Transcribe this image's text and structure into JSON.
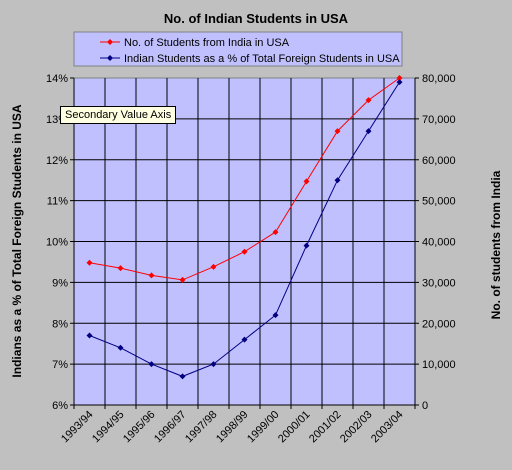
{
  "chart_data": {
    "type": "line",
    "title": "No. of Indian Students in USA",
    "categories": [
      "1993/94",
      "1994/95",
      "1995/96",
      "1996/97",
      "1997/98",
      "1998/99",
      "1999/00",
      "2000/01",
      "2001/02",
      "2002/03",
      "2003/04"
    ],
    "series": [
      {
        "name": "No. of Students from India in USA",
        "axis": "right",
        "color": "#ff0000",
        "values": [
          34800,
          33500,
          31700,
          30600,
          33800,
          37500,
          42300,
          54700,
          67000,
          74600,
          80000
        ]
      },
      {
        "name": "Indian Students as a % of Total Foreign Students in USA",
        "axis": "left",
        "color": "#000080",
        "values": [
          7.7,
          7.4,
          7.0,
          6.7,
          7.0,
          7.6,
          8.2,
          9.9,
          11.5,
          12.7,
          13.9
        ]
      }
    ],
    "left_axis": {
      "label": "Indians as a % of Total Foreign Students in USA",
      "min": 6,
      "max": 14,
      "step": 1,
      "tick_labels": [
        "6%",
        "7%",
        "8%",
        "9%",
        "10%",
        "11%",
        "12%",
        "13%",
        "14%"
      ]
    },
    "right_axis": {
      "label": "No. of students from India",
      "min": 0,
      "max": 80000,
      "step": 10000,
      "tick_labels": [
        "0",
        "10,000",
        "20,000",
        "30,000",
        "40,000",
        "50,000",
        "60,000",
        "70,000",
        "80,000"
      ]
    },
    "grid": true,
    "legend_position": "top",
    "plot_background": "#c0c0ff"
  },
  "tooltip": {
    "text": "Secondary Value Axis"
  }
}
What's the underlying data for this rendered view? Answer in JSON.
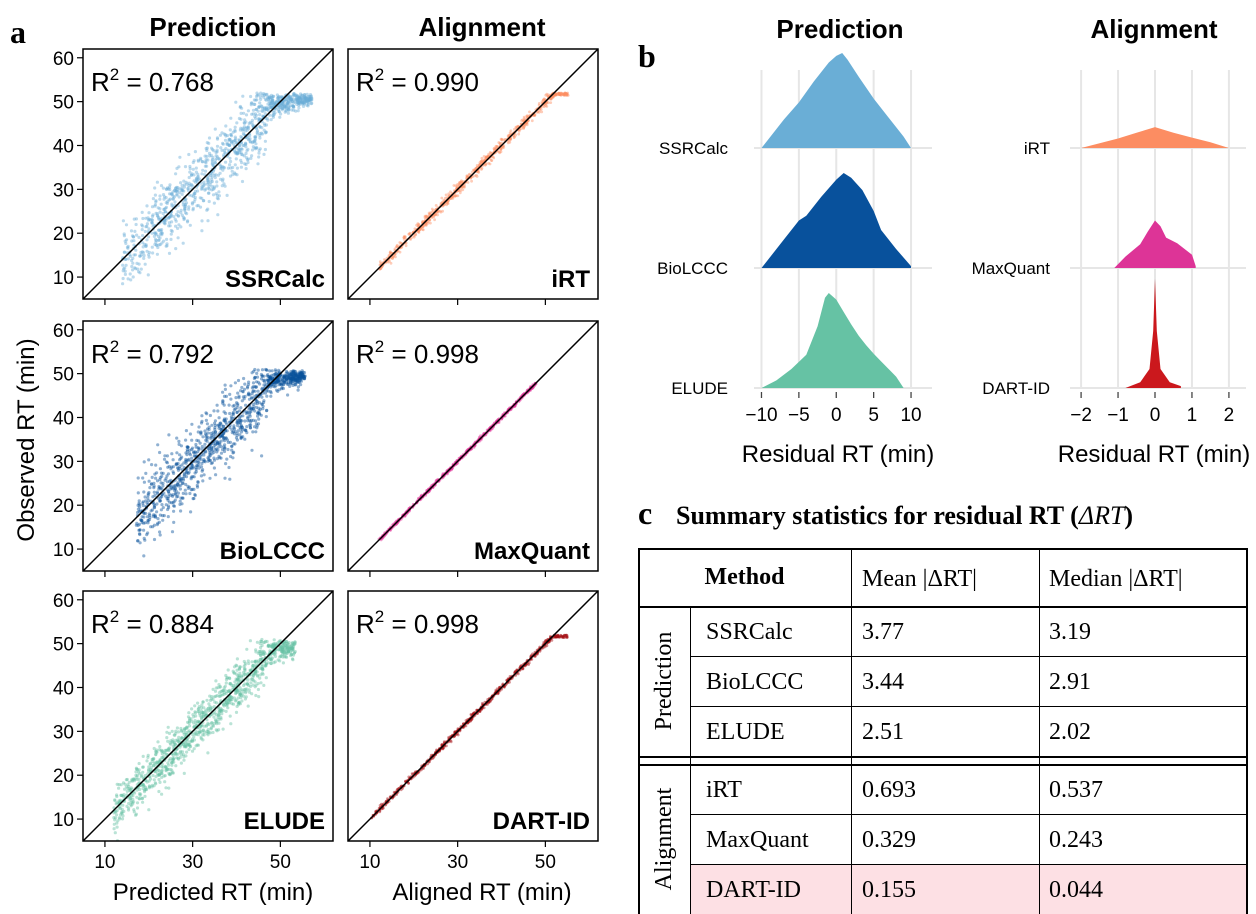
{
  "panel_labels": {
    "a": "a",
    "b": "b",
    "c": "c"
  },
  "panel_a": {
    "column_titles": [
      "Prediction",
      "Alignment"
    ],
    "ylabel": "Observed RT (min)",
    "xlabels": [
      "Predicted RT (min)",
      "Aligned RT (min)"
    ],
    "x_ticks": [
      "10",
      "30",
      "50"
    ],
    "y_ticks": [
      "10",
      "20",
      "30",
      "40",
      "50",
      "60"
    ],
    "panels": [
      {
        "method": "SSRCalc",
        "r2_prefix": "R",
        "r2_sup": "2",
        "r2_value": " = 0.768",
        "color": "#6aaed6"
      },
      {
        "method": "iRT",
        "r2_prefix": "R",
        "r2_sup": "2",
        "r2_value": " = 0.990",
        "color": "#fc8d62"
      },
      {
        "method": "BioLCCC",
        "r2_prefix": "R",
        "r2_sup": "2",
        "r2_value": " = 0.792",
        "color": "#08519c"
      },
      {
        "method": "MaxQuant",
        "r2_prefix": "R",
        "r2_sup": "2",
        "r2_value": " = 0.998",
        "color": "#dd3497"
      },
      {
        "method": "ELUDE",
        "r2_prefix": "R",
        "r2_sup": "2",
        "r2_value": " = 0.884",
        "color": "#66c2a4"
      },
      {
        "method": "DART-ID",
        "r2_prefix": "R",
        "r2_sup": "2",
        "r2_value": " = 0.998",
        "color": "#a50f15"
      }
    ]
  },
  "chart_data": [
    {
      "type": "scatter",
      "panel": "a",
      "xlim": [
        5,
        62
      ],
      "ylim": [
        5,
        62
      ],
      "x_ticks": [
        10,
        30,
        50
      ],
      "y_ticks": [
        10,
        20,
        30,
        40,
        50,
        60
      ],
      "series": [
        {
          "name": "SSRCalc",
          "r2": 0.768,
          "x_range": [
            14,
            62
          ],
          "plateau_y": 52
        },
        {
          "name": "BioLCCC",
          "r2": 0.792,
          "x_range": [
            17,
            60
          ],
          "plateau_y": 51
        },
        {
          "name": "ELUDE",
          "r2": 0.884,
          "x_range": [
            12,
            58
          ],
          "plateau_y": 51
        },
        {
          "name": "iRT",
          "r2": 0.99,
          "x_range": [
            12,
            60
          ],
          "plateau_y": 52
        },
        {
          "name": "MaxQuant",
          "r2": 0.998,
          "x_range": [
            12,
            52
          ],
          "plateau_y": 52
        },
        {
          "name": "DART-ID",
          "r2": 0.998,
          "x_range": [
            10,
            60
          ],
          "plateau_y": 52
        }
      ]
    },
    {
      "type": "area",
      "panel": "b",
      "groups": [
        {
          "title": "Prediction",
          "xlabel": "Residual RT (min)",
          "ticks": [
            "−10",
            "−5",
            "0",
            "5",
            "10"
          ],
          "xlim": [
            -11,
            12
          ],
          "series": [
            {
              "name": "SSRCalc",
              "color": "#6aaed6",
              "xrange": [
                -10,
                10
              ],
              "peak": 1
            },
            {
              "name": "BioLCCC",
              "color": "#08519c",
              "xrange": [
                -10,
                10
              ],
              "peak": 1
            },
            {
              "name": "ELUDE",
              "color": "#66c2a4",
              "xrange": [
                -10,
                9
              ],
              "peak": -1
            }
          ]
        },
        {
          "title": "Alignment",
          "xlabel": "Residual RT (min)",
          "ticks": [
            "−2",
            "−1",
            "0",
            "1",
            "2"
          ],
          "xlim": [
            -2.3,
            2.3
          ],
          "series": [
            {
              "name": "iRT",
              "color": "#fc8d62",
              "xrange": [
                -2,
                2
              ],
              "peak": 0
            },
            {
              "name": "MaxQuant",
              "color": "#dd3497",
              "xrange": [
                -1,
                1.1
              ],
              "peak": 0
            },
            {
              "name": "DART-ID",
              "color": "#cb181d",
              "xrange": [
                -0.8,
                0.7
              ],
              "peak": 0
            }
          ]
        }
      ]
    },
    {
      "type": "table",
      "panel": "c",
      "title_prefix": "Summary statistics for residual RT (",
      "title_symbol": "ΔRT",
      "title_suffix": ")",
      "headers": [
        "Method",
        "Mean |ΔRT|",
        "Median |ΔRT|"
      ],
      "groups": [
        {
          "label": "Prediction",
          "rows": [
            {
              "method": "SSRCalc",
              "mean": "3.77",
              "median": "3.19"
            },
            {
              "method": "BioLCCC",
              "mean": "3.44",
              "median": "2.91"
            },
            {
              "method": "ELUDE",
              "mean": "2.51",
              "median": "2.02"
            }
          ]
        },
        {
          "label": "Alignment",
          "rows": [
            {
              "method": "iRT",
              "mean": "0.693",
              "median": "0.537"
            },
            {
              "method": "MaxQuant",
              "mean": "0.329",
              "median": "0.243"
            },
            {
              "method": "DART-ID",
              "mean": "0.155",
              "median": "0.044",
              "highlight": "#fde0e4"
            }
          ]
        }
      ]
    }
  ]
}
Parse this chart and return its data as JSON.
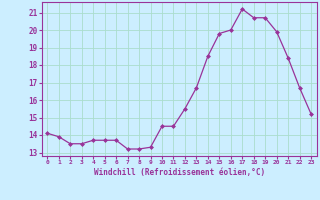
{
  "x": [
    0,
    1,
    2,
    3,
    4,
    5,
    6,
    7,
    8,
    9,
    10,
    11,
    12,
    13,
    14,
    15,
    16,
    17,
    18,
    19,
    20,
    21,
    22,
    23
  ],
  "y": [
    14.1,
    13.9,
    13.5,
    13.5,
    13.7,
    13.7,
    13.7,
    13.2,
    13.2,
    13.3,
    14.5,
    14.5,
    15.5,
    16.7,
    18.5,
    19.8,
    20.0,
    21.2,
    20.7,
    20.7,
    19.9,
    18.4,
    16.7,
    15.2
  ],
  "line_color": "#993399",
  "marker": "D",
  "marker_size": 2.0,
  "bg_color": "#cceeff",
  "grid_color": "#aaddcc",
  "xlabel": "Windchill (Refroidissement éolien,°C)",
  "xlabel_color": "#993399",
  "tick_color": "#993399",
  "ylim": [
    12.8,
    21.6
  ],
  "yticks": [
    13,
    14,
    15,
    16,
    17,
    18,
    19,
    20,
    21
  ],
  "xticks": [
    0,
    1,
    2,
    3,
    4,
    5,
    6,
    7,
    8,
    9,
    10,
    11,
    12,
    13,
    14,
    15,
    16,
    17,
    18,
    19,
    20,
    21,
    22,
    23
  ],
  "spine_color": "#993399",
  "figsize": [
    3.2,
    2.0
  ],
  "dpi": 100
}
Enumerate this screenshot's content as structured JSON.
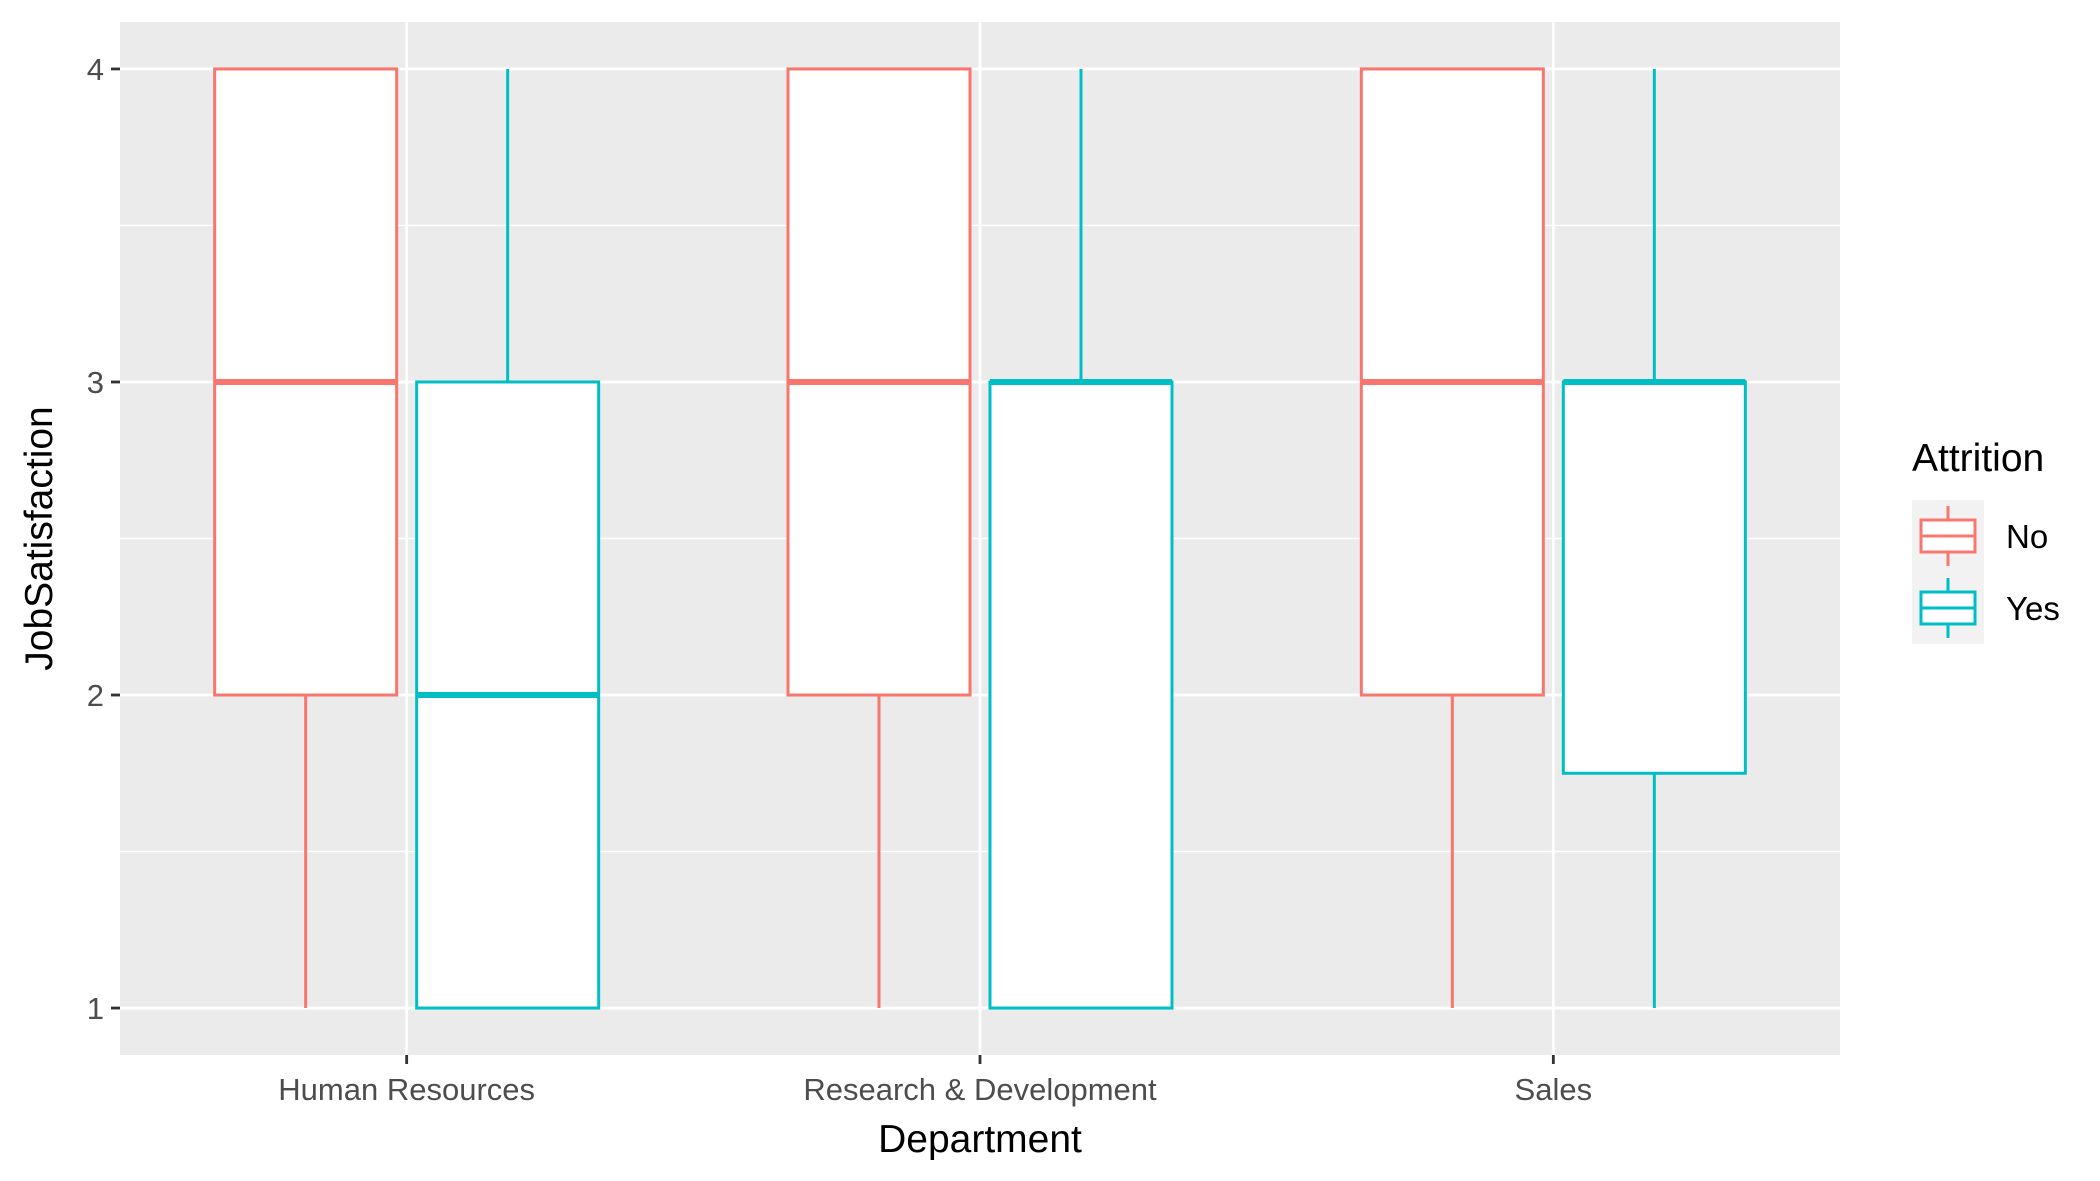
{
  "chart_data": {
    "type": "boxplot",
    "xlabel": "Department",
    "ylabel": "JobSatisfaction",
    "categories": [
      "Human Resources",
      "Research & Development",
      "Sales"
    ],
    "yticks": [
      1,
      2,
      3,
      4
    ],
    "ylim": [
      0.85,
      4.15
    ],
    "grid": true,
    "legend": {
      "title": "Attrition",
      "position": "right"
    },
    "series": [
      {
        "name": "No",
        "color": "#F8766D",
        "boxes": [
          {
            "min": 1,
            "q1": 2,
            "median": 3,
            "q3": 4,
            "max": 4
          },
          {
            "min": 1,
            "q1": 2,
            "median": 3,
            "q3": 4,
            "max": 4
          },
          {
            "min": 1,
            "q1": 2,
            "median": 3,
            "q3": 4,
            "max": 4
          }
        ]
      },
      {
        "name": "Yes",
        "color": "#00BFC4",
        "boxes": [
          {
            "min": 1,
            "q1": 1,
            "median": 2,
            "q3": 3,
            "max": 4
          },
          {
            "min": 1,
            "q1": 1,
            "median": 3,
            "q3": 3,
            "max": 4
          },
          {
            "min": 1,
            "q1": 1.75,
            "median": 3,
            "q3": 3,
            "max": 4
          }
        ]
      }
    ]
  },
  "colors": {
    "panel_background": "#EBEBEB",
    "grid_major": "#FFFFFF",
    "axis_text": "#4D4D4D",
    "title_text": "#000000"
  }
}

▬▬▬▬▬▬

→ **Work instructions**: Establish how many lines of the records contain the string "MaxQuant" and state that number without elaboration.

→ **Task answer**: 4